Figure record listings
★ ★ ★
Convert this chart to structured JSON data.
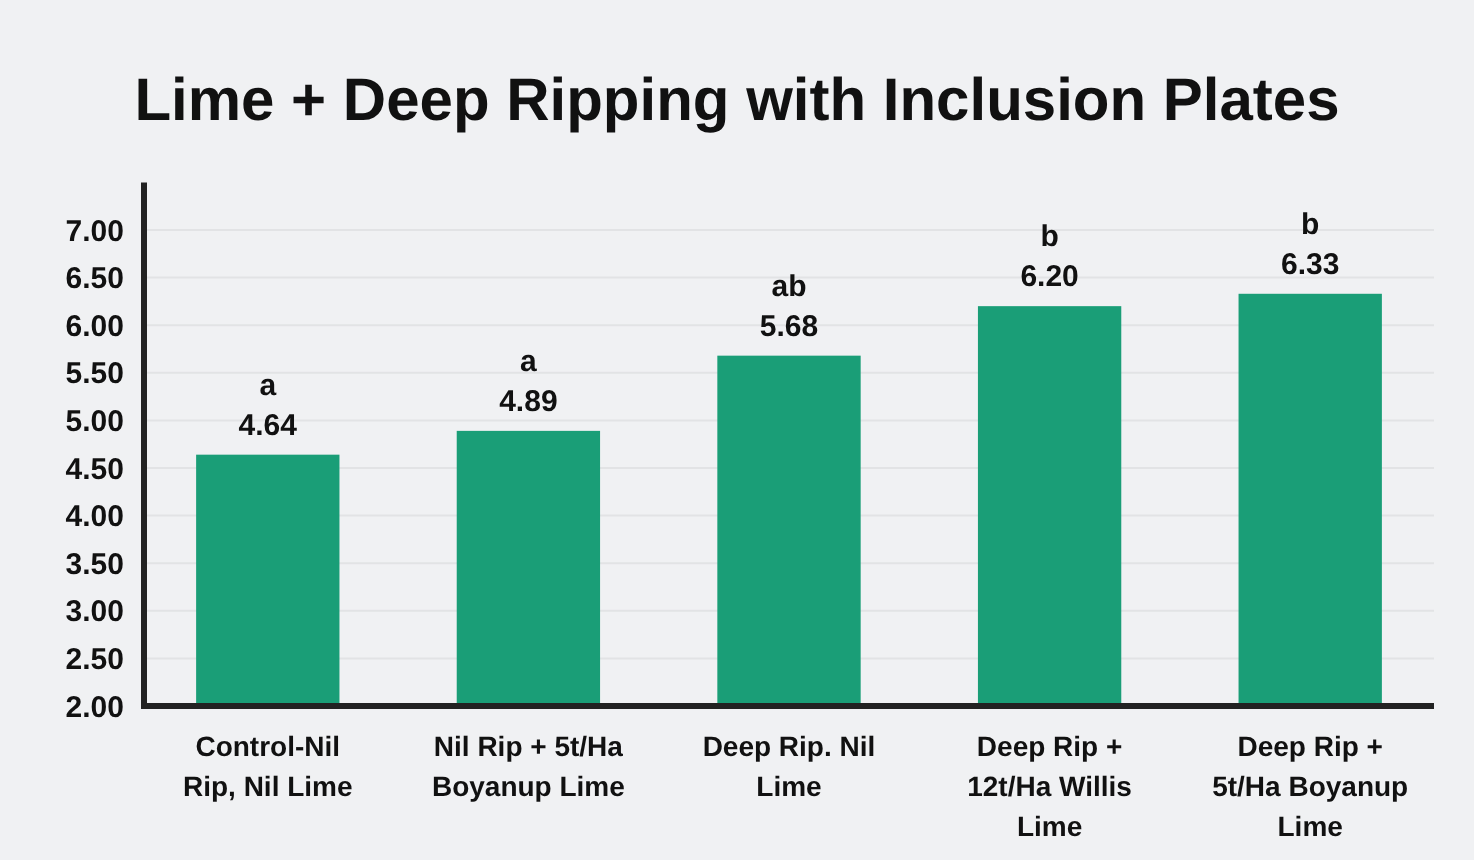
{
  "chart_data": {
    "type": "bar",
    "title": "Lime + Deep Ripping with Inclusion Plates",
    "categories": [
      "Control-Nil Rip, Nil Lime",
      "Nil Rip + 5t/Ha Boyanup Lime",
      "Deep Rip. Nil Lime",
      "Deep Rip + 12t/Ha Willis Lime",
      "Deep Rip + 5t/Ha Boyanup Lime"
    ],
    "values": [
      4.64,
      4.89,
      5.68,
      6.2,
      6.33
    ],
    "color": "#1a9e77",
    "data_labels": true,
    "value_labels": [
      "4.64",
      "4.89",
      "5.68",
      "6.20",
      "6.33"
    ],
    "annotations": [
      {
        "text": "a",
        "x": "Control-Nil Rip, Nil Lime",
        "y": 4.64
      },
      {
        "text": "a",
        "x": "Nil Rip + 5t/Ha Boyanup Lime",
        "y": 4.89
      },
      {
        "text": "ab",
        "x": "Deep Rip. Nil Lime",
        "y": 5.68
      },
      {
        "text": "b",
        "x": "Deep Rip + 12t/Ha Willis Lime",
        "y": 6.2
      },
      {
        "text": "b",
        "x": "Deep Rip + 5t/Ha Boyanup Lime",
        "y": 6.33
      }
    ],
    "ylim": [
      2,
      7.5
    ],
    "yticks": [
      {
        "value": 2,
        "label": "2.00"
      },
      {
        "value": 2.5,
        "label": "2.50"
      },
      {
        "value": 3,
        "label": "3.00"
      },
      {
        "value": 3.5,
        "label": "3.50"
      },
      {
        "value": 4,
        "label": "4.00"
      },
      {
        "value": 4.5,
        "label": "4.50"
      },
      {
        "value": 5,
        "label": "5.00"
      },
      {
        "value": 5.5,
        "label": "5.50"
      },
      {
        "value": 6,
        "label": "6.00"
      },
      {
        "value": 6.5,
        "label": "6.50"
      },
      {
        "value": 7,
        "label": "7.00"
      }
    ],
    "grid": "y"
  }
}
★ ★ ★
Restate the entire listing word for word, excluding pictures.

Convert this chart to structured JSON data.
{
  "chart_data": {
    "type": "bar",
    "title": "Lime + Deep Ripping with Inclusion Plates",
    "categories": [
      "Control-Nil Rip, Nil Lime",
      "Nil Rip + 5t/Ha Boyanup Lime",
      "Deep Rip. Nil Lime",
      "Deep Rip + 12t/Ha Willis Lime",
      "Deep Rip + 5t/Ha Boyanup Lime"
    ],
    "values": [
      4.64,
      4.89,
      5.68,
      6.2,
      6.33
    ],
    "color": "#1a9e77",
    "data_labels": true,
    "value_labels": [
      "4.64",
      "4.89",
      "5.68",
      "6.20",
      "6.33"
    ],
    "annotations": [
      {
        "text": "a",
        "x": "Control-Nil Rip, Nil Lime",
        "y": 4.64
      },
      {
        "text": "a",
        "x": "Nil Rip + 5t/Ha Boyanup Lime",
        "y": 4.89
      },
      {
        "text": "ab",
        "x": "Deep Rip. Nil Lime",
        "y": 5.68
      },
      {
        "text": "b",
        "x": "Deep Rip + 12t/Ha Willis Lime",
        "y": 6.2
      },
      {
        "text": "b",
        "x": "Deep Rip + 5t/Ha Boyanup Lime",
        "y": 6.33
      }
    ],
    "ylim": [
      2,
      7.5
    ],
    "yticks": [
      {
        "value": 2,
        "label": "2.00"
      },
      {
        "value": 2.5,
        "label": "2.50"
      },
      {
        "value": 3,
        "label": "3.00"
      },
      {
        "value": 3.5,
        "label": "3.50"
      },
      {
        "value": 4,
        "label": "4.00"
      },
      {
        "value": 4.5,
        "label": "4.50"
      },
      {
        "value": 5,
        "label": "5.00"
      },
      {
        "value": 5.5,
        "label": "5.50"
      },
      {
        "value": 6,
        "label": "6.00"
      },
      {
        "value": 6.5,
        "label": "6.50"
      },
      {
        "value": 7,
        "label": "7.00"
      }
    ],
    "grid": "y"
  }
}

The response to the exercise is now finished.